■ Work instructions
Return exactly the lines from the one bearing "Transcribe this image's" through the last, and no others. Pictures must be left out.

----------

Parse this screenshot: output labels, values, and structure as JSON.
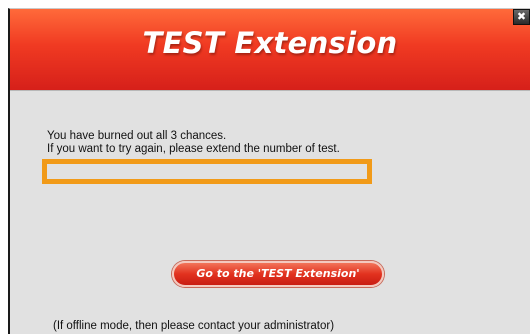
{
  "dialog": {
    "title": "TEST Extension",
    "close_glyph": "✖",
    "message_lines": [
      "You have burned out all 3 chances.",
      "If you want to try again, please extend the number of test."
    ],
    "highlight_line": "(If offline mode, then please contact your administrator)",
    "goto_button_label": "Go to the 'TEST Extension'"
  },
  "colors": {
    "header_red": "#e5301f",
    "highlight_orange": "#f19a18",
    "body_gray": "#e1e1e1"
  }
}
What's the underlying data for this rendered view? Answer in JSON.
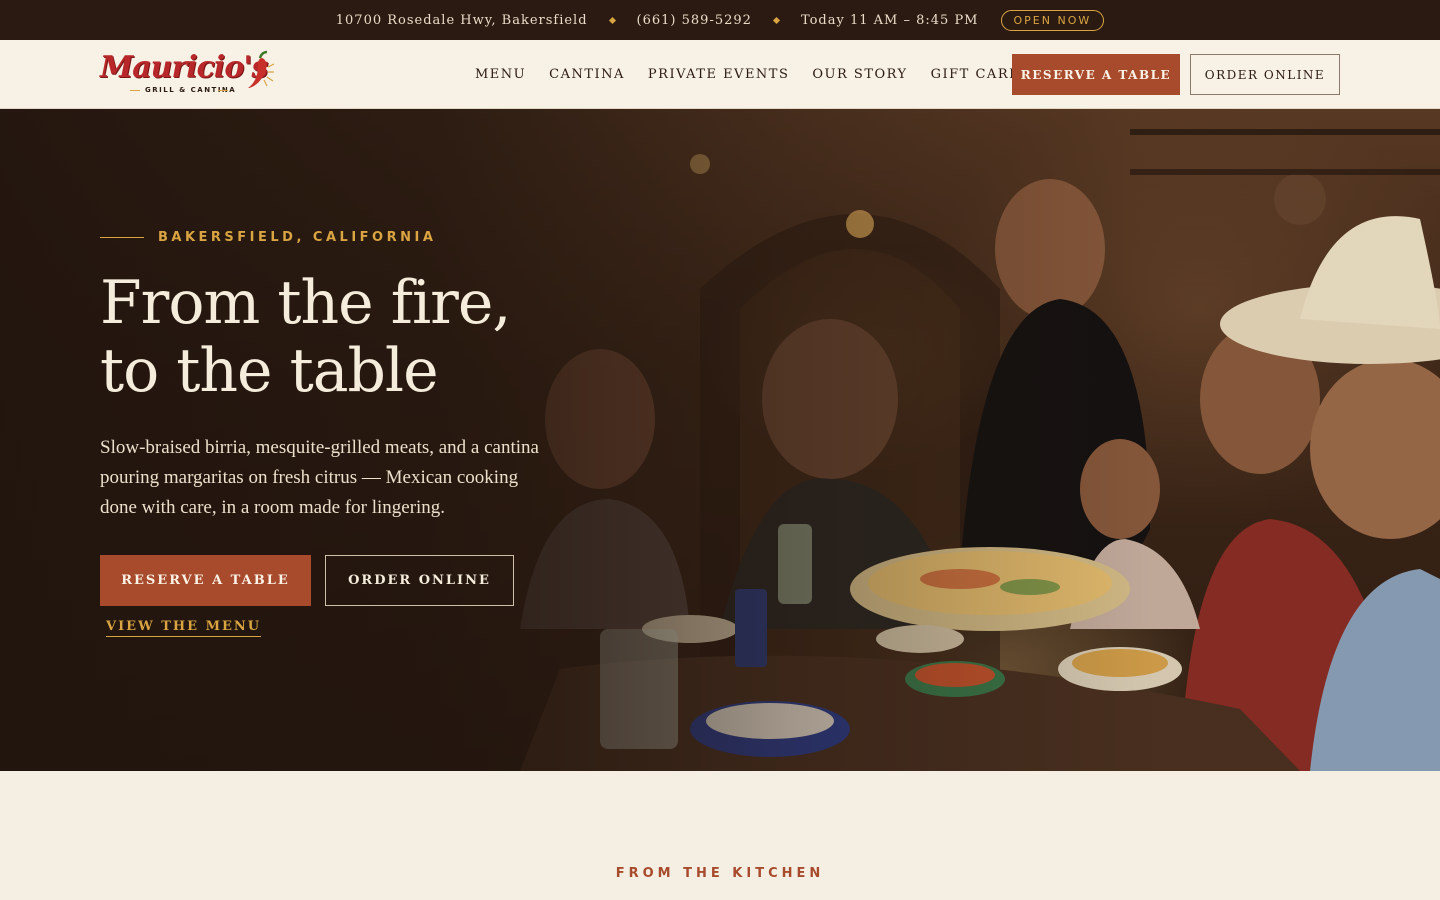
{
  "topbar": {
    "address": "10700 Rosedale Hwy, Bakersfield",
    "phone": "(661) 589-5292",
    "hours": "Today 11 AM – 8:45 PM",
    "status": "OPEN NOW"
  },
  "header": {
    "logo_text": "Mauricio's",
    "logo_tagline": "GRILL & CANTINA",
    "nav": [
      "MENU",
      "CANTINA",
      "PRIVATE EVENTS",
      "OUR STORY",
      "GIFT CARDS"
    ],
    "reserve_label": "RESERVE A TABLE",
    "order_label": "ORDER ONLINE"
  },
  "hero": {
    "eyebrow": "BAKERSFIELD, CALIFORNIA",
    "title_line1": "From the fire,",
    "title_line2": "to the table",
    "body": "Slow-braised birria, mesquite-grilled meats, and a cantina pouring margaritas on fresh citrus — Mexican cooking done with care, in a room made for lingering.",
    "reserve_label": "RESERVE A TABLE",
    "order_label": "ORDER ONLINE",
    "menu_link": "VIEW THE MENU"
  },
  "kitchen": {
    "eyebrow": "FROM THE KITCHEN"
  },
  "colors": {
    "accent": "#a84a2c",
    "gold": "#d9a441",
    "dark": "#2a1a12",
    "cream": "#f5eee3"
  }
}
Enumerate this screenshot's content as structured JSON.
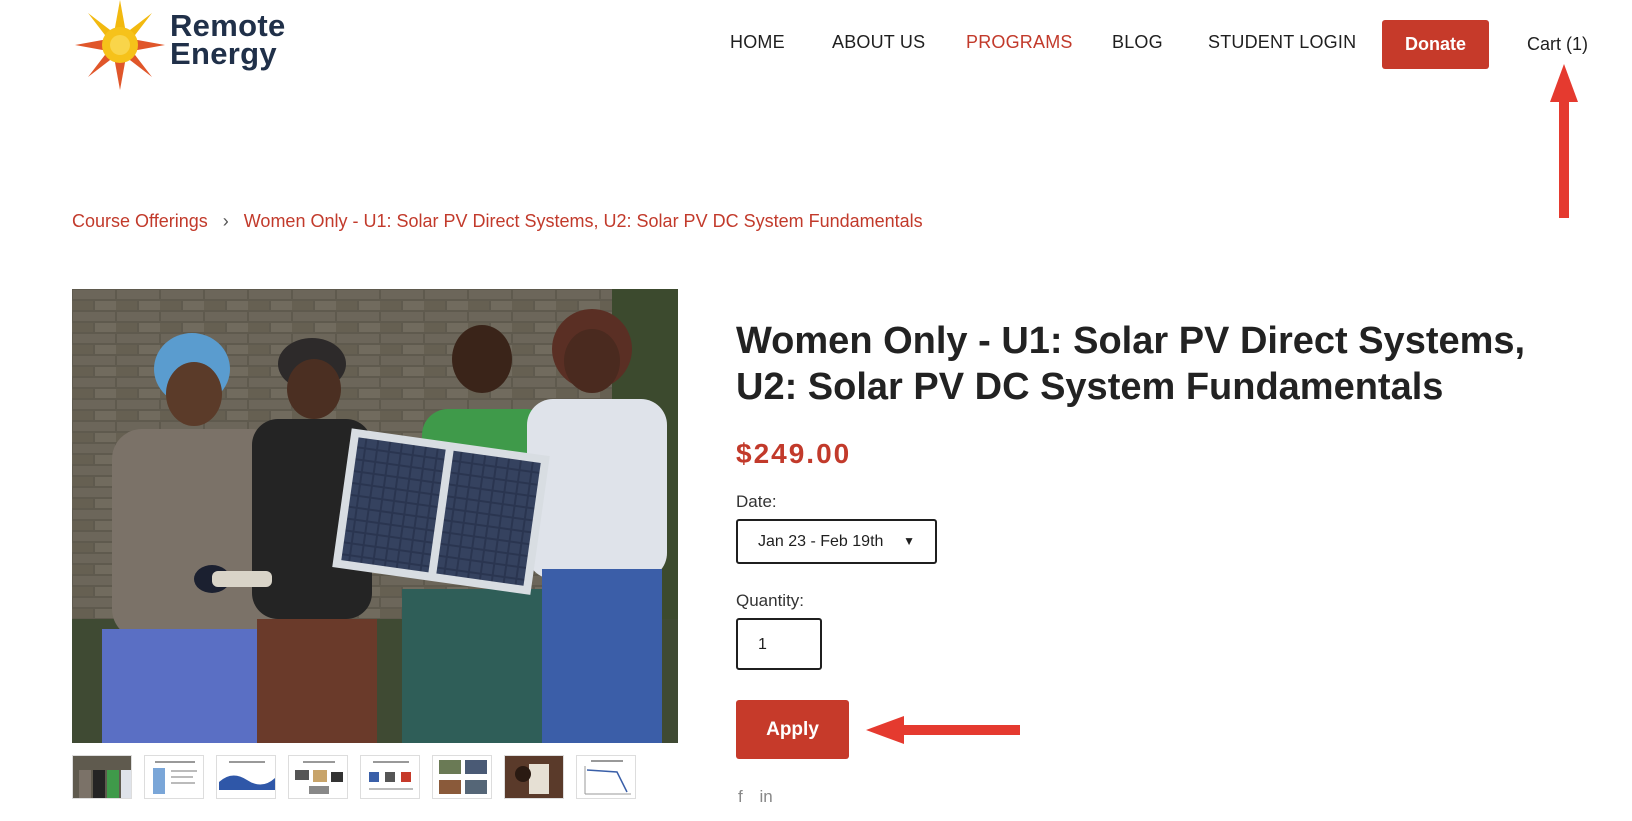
{
  "brand": {
    "line1": "Remote",
    "line2": "Energy"
  },
  "nav": {
    "items": [
      {
        "label": "HOME",
        "active": false
      },
      {
        "label": "ABOUT US",
        "active": false
      },
      {
        "label": "PROGRAMS",
        "active": true
      },
      {
        "label": "BLOG",
        "active": false
      },
      {
        "label": "STUDENT LOGIN",
        "active": false
      }
    ],
    "donate_label": "Donate",
    "cart_label": "Cart (1)"
  },
  "breadcrumb": {
    "items": [
      "Course Offerings",
      "Women Only - U1: Solar PV Direct Systems, U2: Solar PV DC System Fundamentals"
    ],
    "separator": "›"
  },
  "product": {
    "title": "Women Only - U1: Solar PV Direct Systems, U2: Solar PV DC System Fundamentals",
    "price": "$249.00",
    "date_label": "Date:",
    "date_value": "Jan 23 - Feb 19th",
    "quantity_label": "Quantity:",
    "quantity_value": "1",
    "apply_label": "Apply"
  },
  "share": {
    "icons": [
      "facebook-icon",
      "linkedin-icon"
    ],
    "facebook_glyph": "f",
    "linkedin_glyph": "in"
  },
  "colors": {
    "accent": "#c63a2a",
    "link": "#c23a2b",
    "annotation_arrow": "#e53a2f",
    "brand_navy": "#203049"
  }
}
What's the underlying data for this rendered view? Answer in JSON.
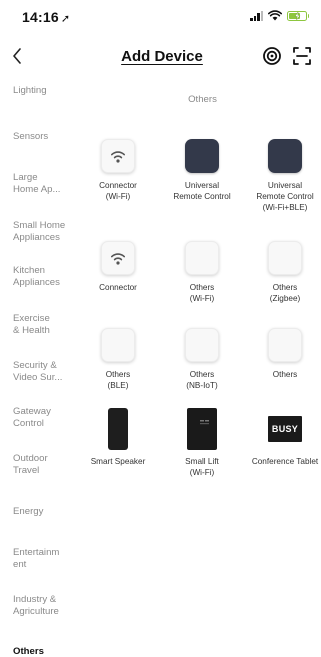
{
  "status_bar": {
    "time": "14:16",
    "location_arrow": "➚",
    "battery_color": "#8dc63f"
  },
  "nav": {
    "title": "Add Device",
    "back_icon": "chevron-left-icon",
    "scan_icon": "target-scan-icon",
    "qr_icon": "qr-scan-icon"
  },
  "sidebar": {
    "items": [
      {
        "label": "Lighting",
        "active": false
      },
      {
        "label": "Sensors",
        "active": false
      },
      {
        "label": "Large\nHome Ap...",
        "active": false
      },
      {
        "label": "Small Home\nAppliances",
        "active": false
      },
      {
        "label": "Kitchen\nAppliances",
        "active": false
      },
      {
        "label": "Exercise\n& Health",
        "active": false
      },
      {
        "label": "Security &\nVideo Sur...",
        "active": false
      },
      {
        "label": "Gateway\nControl",
        "active": false
      },
      {
        "label": "Outdoor\nTravel",
        "active": false
      },
      {
        "label": "Energy",
        "active": false
      },
      {
        "label": "Entertainm\nent",
        "active": false
      },
      {
        "label": "Industry &\nAgriculture",
        "active": false
      },
      {
        "label": "Others",
        "active": true
      }
    ]
  },
  "main": {
    "section_title": "Others",
    "devices": [
      {
        "label": "Connector\n(Wi-Fi)",
        "icon": "wifi-icon",
        "style": "white"
      },
      {
        "label": "Universal\nRemote Control",
        "icon": "remote-icon",
        "style": "dark"
      },
      {
        "label": "Universal\nRemote Control\n(Wi-Fi+BLE)",
        "icon": "remote-icon",
        "style": "dark"
      },
      {
        "label": "Connector",
        "icon": "wifi-icon",
        "style": "white"
      },
      {
        "label": "Others\n(Wi-Fi)",
        "icon": "blank-device-icon",
        "style": "white"
      },
      {
        "label": "Others\n(Zigbee)",
        "icon": "blank-device-icon",
        "style": "white"
      },
      {
        "label": "Others\n(BLE)",
        "icon": "blank-device-icon",
        "style": "white"
      },
      {
        "label": "Others\n(NB-IoT)",
        "icon": "blank-device-icon",
        "style": "white"
      },
      {
        "label": "Others",
        "icon": "blank-device-icon",
        "style": "white"
      },
      {
        "label": "Smart Speaker",
        "icon": "speaker-icon",
        "style": "speaker"
      },
      {
        "label": "Small Lift\n(Wi-Fi)",
        "icon": "lift-icon",
        "style": "lift"
      },
      {
        "label": "Conference Tablet",
        "icon": "busy-tablet-icon",
        "style": "busy",
        "badge": "BUSY"
      }
    ]
  }
}
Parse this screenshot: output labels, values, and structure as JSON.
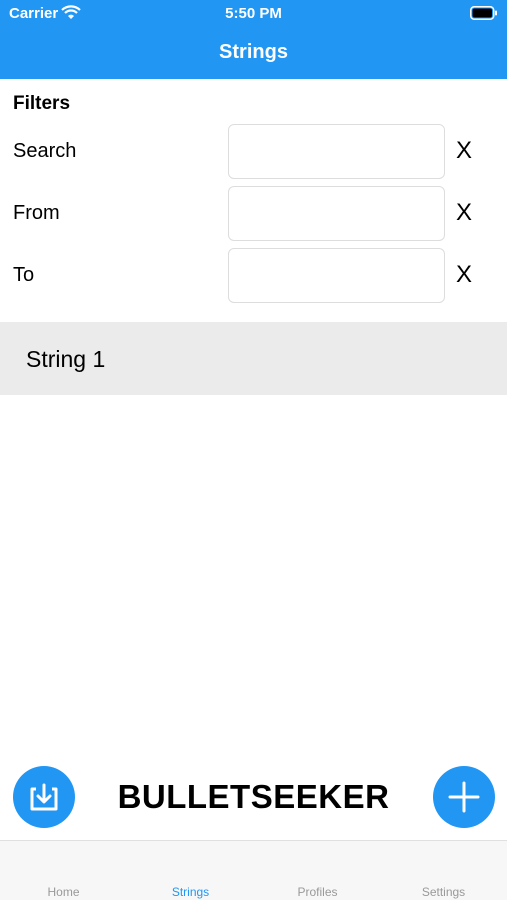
{
  "status_bar": {
    "carrier": "Carrier",
    "time": "5:50 PM"
  },
  "nav": {
    "title": "Strings"
  },
  "filters": {
    "title": "Filters",
    "rows": [
      {
        "label": "Search",
        "value": "",
        "placeholder": "",
        "clear_label": "X"
      },
      {
        "label": "From",
        "value": "",
        "placeholder": "",
        "clear_label": "X"
      },
      {
        "label": "To",
        "value": "",
        "placeholder": "",
        "clear_label": "X"
      }
    ]
  },
  "list": {
    "items": [
      {
        "label": "String 1"
      }
    ]
  },
  "footer": {
    "brand": "BULLETSEEKER",
    "import_icon": "import-icon",
    "add_icon": "plus-icon"
  },
  "tabbar": {
    "items": [
      {
        "label": "Home"
      },
      {
        "label": "Strings",
        "active": true
      },
      {
        "label": "Profiles"
      },
      {
        "label": "Settings"
      }
    ]
  },
  "colors": {
    "accent": "#2196f3",
    "list_item_bg": "#ebebeb",
    "tab_inactive": "#999999"
  }
}
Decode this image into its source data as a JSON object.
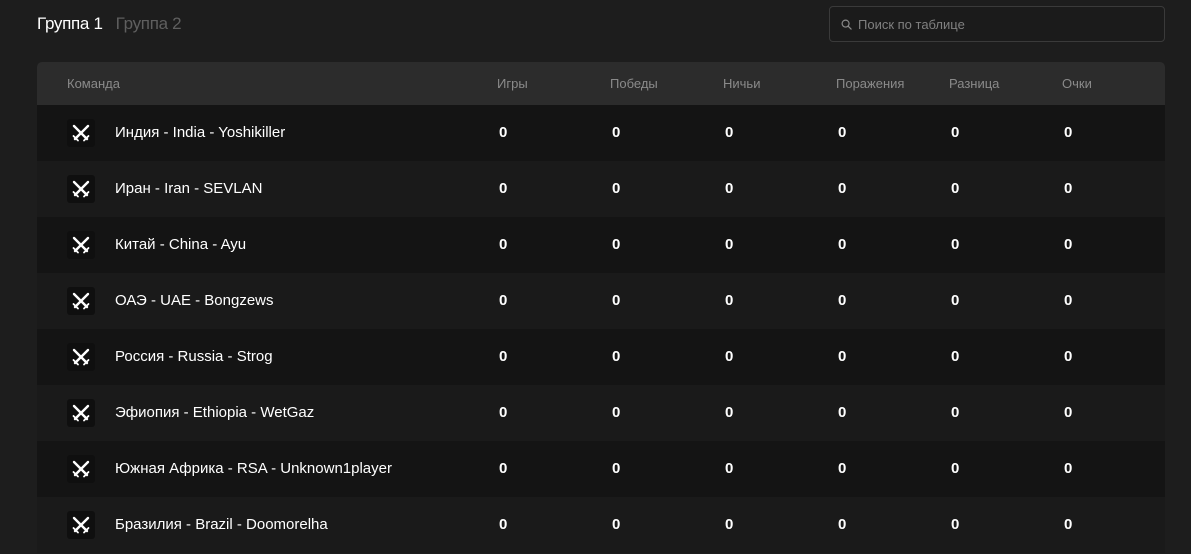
{
  "tabs": [
    {
      "label": "Группа 1",
      "active": true
    },
    {
      "label": "Группа 2",
      "active": false
    }
  ],
  "search": {
    "placeholder": "Поиск по таблице",
    "value": "",
    "icon": "search-icon"
  },
  "table": {
    "columns": [
      "Команда",
      "Игры",
      "Победы",
      "Ничьи",
      "Поражения",
      "Разница",
      "Очки"
    ],
    "logo_icon": "crossed-swords-icon",
    "rows": [
      {
        "team": "Индия - India - Yoshikiller",
        "games": "0",
        "wins": "0",
        "draws": "0",
        "losses": "0",
        "diff": "0",
        "points": "0"
      },
      {
        "team": "Иран - Iran - SEVLAN",
        "games": "0",
        "wins": "0",
        "draws": "0",
        "losses": "0",
        "diff": "0",
        "points": "0"
      },
      {
        "team": "Китай - China - Ayu",
        "games": "0",
        "wins": "0",
        "draws": "0",
        "losses": "0",
        "diff": "0",
        "points": "0"
      },
      {
        "team": "ОАЭ - UAE - Bongzews",
        "games": "0",
        "wins": "0",
        "draws": "0",
        "losses": "0",
        "diff": "0",
        "points": "0"
      },
      {
        "team": "Россия - Russia - Strog",
        "games": "0",
        "wins": "0",
        "draws": "0",
        "losses": "0",
        "diff": "0",
        "points": "0"
      },
      {
        "team": "Эфиопия - Ethiopia - WetGaz",
        "games": "0",
        "wins": "0",
        "draws": "0",
        "losses": "0",
        "diff": "0",
        "points": "0"
      },
      {
        "team": "Южная Африка - RSA - Unknown1player",
        "games": "0",
        "wins": "0",
        "draws": "0",
        "losses": "0",
        "diff": "0",
        "points": "0"
      },
      {
        "team": "Бразилия - Brazil - Doomorelha",
        "games": "0",
        "wins": "0",
        "draws": "0",
        "losses": "0",
        "diff": "0",
        "points": "0"
      }
    ]
  },
  "colors": {
    "background": "#1d1d1d",
    "header": "#2c2c2c",
    "row_odd": "#141414",
    "row_even": "#1a1a1a",
    "muted": "#8a8a8a"
  }
}
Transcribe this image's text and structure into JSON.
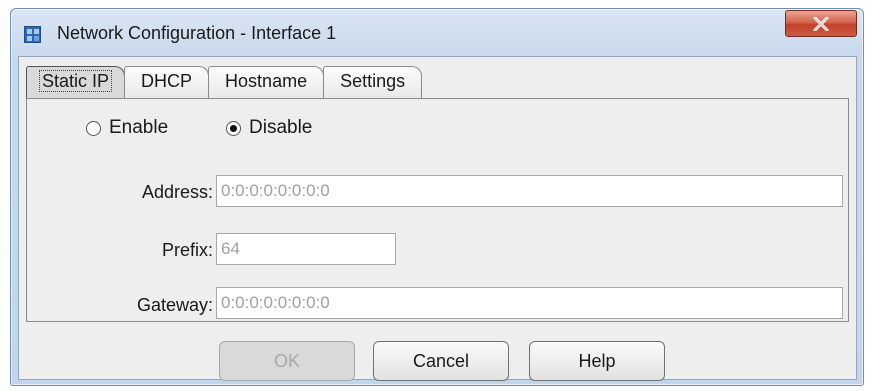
{
  "window": {
    "title": "Network Configuration - Interface 1",
    "close_icon": "close-x-icon",
    "app_icon": "network-config-icon"
  },
  "tabs": [
    {
      "label": "Static IP",
      "active": true
    },
    {
      "label": "DHCP",
      "active": false
    },
    {
      "label": "Hostname",
      "active": false
    },
    {
      "label": "Settings",
      "active": false
    }
  ],
  "static_ip": {
    "enable_label": "Enable",
    "disable_label": "Disable",
    "selected": "Disable",
    "address_label": "Address:",
    "address_value": "0:0:0:0:0:0:0:0",
    "prefix_label": "Prefix:",
    "prefix_value": "64",
    "gateway_label": "Gateway:",
    "gateway_value": "0:0:0:0:0:0:0:0"
  },
  "buttons": {
    "ok": "OK",
    "cancel": "Cancel",
    "help": "Help"
  }
}
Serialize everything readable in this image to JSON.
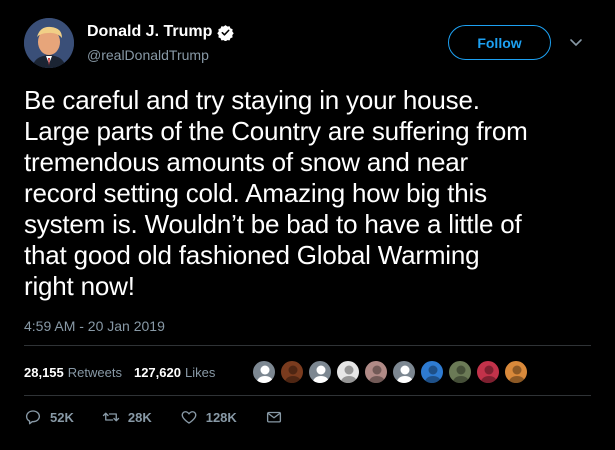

----------

■ Written solution
Transcribe this image's text and structure into JSON.
{
  "window": {
    "title": "Network Configuration - Interface 1",
    "close_icon": "close-x-icon",
    "app_icon": "network-config-icon"
  },
  "tabs": [
    {
      "label": "Static IP",
      "active": true
    },
    {
      "label": "DHCP",
      "active": false
    },
    {
      "label": "Hostname",
      "active": false
    },
    {
      "label": "Settings",
      "active": false
    }
  ],
  "static_ip": {
    "enable_label": "Enable",
    "disable_label": "Disable",
    "selected": "Disable",
    "address_label": "Address:",
    "address_value": "0:0:0:0:0:0:0:0",
    "prefix_label": "Prefix:",
    "prefix_value": "64",
    "gateway_label": "Gateway:",
    "gateway_value": "0:0:0:0:0:0:0:0"
  },
  "buttons": {
    "ok": "OK",
    "cancel": "Cancel",
    "help": "Help"
  }
}
Serialize everything readable in this image to JSON.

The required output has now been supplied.